## [Task instructions]
Filter these entries, keeping only lines that hold the word "нарек".

--*--

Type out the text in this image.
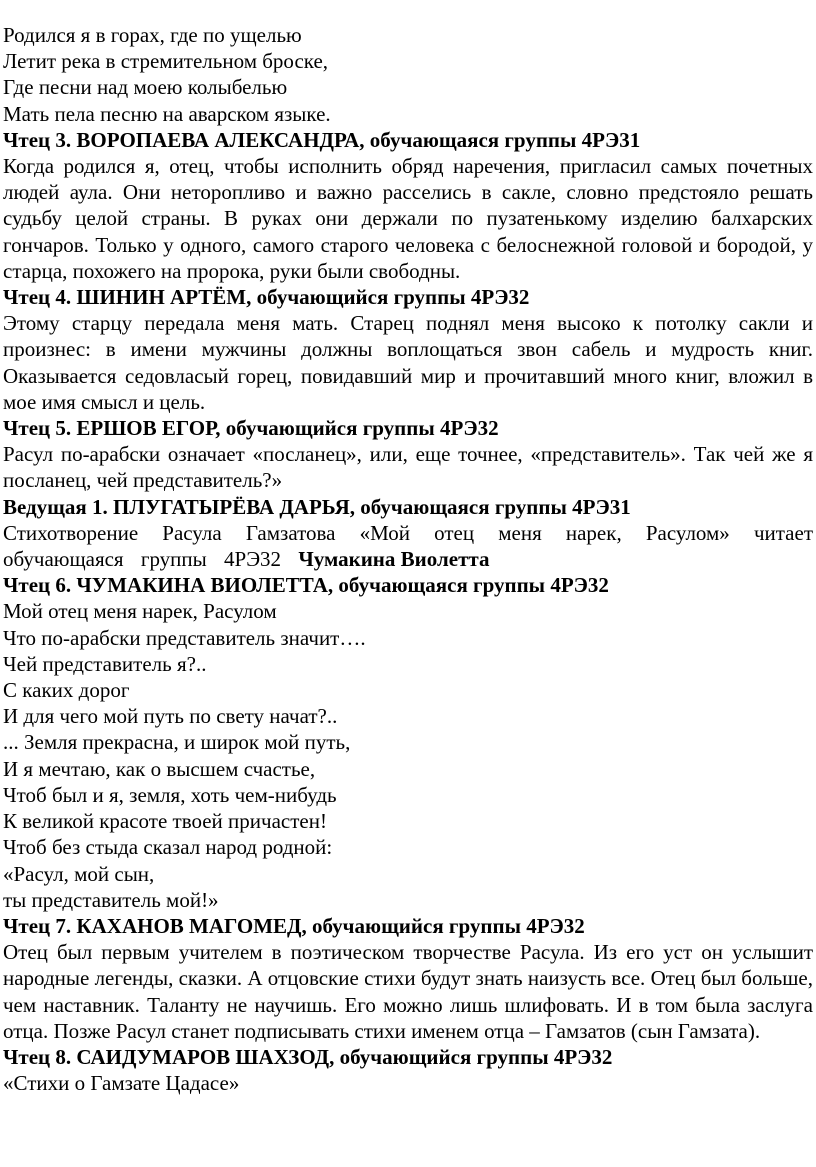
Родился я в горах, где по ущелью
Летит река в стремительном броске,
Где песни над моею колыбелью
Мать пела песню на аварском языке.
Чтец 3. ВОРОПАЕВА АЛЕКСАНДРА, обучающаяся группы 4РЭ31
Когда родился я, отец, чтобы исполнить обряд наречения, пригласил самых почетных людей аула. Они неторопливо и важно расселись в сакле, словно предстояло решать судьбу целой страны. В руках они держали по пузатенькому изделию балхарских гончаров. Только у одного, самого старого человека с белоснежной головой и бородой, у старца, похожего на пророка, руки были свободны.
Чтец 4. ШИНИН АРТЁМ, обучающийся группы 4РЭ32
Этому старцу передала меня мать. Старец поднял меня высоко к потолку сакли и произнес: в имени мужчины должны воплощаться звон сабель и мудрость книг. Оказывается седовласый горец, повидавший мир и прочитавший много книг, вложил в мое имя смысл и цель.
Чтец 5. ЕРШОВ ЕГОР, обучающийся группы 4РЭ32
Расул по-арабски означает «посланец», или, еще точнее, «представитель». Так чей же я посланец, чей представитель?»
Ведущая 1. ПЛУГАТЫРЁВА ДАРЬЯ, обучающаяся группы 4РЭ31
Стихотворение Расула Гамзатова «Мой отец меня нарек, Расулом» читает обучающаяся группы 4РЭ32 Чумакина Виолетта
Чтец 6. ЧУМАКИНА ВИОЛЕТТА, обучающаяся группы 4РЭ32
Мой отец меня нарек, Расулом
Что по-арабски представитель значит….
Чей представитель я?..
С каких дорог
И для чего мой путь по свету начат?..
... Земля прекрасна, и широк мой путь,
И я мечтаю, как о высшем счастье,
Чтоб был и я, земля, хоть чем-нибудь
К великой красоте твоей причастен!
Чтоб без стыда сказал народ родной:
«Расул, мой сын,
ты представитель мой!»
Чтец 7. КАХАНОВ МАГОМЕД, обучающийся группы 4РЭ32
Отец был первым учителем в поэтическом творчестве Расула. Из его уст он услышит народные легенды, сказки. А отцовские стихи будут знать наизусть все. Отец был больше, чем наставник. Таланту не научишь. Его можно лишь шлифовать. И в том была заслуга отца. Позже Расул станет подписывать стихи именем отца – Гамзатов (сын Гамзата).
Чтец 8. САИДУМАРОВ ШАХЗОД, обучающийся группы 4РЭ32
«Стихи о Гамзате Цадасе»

--*--

## [Solution to this exercise]
Стихотворение Расула Гамзатова «Мой отец меня нарек, Расулом» читает обучающаяся группы 4РЭ32 Чумакина Виолетта
Мой отец меня нарек, Расулом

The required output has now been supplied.